== RAW RECORDS ==
** START **
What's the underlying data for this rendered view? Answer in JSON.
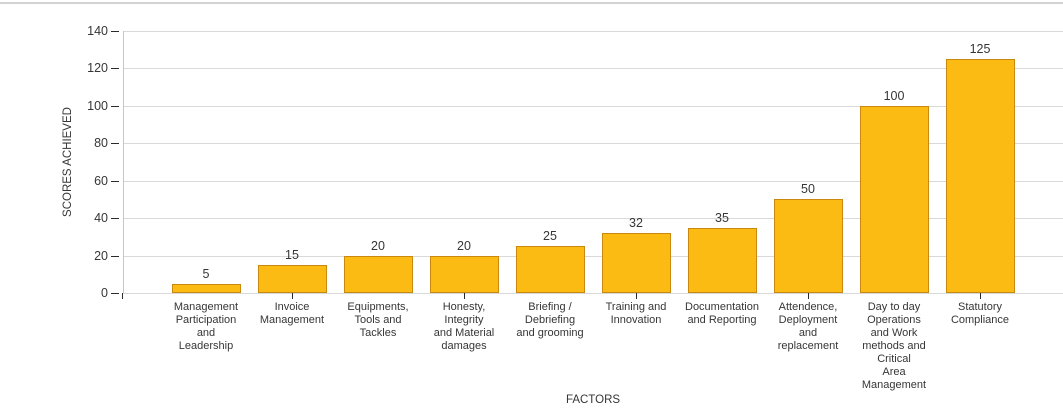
{
  "chart_data": {
    "type": "bar",
    "title": "",
    "xlabel": "FACTORS",
    "ylabel": "SCORES ACHIEVED",
    "ylim": [
      0,
      140
    ],
    "ytick_step": 20,
    "grid": "horizontal",
    "legend": "none",
    "bar_color": "#FCBB13",
    "bar_border_color": "#C9880E",
    "grid_color": "#D9D9D9",
    "axis_color": "#C6C6C6",
    "tick_color": "#2B2B2B",
    "text_color": "#363636",
    "categories": [
      "Management Participation and Leadership",
      "Invoice Management",
      "Equipments, Tools and Tackles",
      "Honesty, Integrity and Material damages",
      "Briefing / Debriefing and grooming",
      "Training and Innovation",
      "Documentation and Reporting",
      "Attendence, Deployment and replacement",
      "Day to day Operations and Work methods and Critical Area Management",
      "Statutory Compliance"
    ],
    "category_label_lines": [
      [
        "Management",
        "Participation",
        "and",
        "Leadership"
      ],
      [
        "Invoice",
        "Management"
      ],
      [
        "Equipments,",
        "Tools and",
        "Tackles"
      ],
      [
        "Honesty,",
        "Integrity",
        "and Material",
        "damages"
      ],
      [
        "Briefing /",
        "Debriefing",
        "and grooming"
      ],
      [
        "Training and",
        "Innovation"
      ],
      [
        "Documentation",
        "and Reporting"
      ],
      [
        "Attendence,",
        "Deployment",
        "and",
        "replacement"
      ],
      [
        "Day to day",
        "Operations",
        "and Work",
        "methods and",
        "Critical",
        "Area",
        "Management"
      ],
      [
        "Statutory",
        "Compliance"
      ]
    ],
    "values": [
      5,
      15,
      20,
      20,
      25,
      32,
      35,
      50,
      100,
      125
    ]
  },
  "page": {
    "top_border_color": "#D2D2D2"
  }
}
** END **
Except for the pictures, copy the material above exactly.

What's the underlying data for this rendered view? Answer in JSON.
{
  "chart_data": {
    "type": "bar",
    "title": "",
    "xlabel": "FACTORS",
    "ylabel": "SCORES ACHIEVED",
    "ylim": [
      0,
      140
    ],
    "ytick_step": 20,
    "grid": "horizontal",
    "legend": "none",
    "bar_color": "#FCBB13",
    "bar_border_color": "#C9880E",
    "grid_color": "#D9D9D9",
    "axis_color": "#C6C6C6",
    "tick_color": "#2B2B2B",
    "text_color": "#363636",
    "categories": [
      "Management Participation and Leadership",
      "Invoice Management",
      "Equipments, Tools and Tackles",
      "Honesty, Integrity and Material damages",
      "Briefing / Debriefing and grooming",
      "Training and Innovation",
      "Documentation and Reporting",
      "Attendence, Deployment and replacement",
      "Day to day Operations and Work methods and Critical Area Management",
      "Statutory Compliance"
    ],
    "category_label_lines": [
      [
        "Management",
        "Participation",
        "and",
        "Leadership"
      ],
      [
        "Invoice",
        "Management"
      ],
      [
        "Equipments,",
        "Tools and",
        "Tackles"
      ],
      [
        "Honesty,",
        "Integrity",
        "and Material",
        "damages"
      ],
      [
        "Briefing /",
        "Debriefing",
        "and grooming"
      ],
      [
        "Training and",
        "Innovation"
      ],
      [
        "Documentation",
        "and Reporting"
      ],
      [
        "Attendence,",
        "Deployment",
        "and",
        "replacement"
      ],
      [
        "Day to day",
        "Operations",
        "and Work",
        "methods and",
        "Critical",
        "Area",
        "Management"
      ],
      [
        "Statutory",
        "Compliance"
      ]
    ],
    "values": [
      5,
      15,
      20,
      20,
      25,
      32,
      35,
      50,
      100,
      125
    ]
  },
  "page": {
    "top_border_color": "#D2D2D2"
  }
}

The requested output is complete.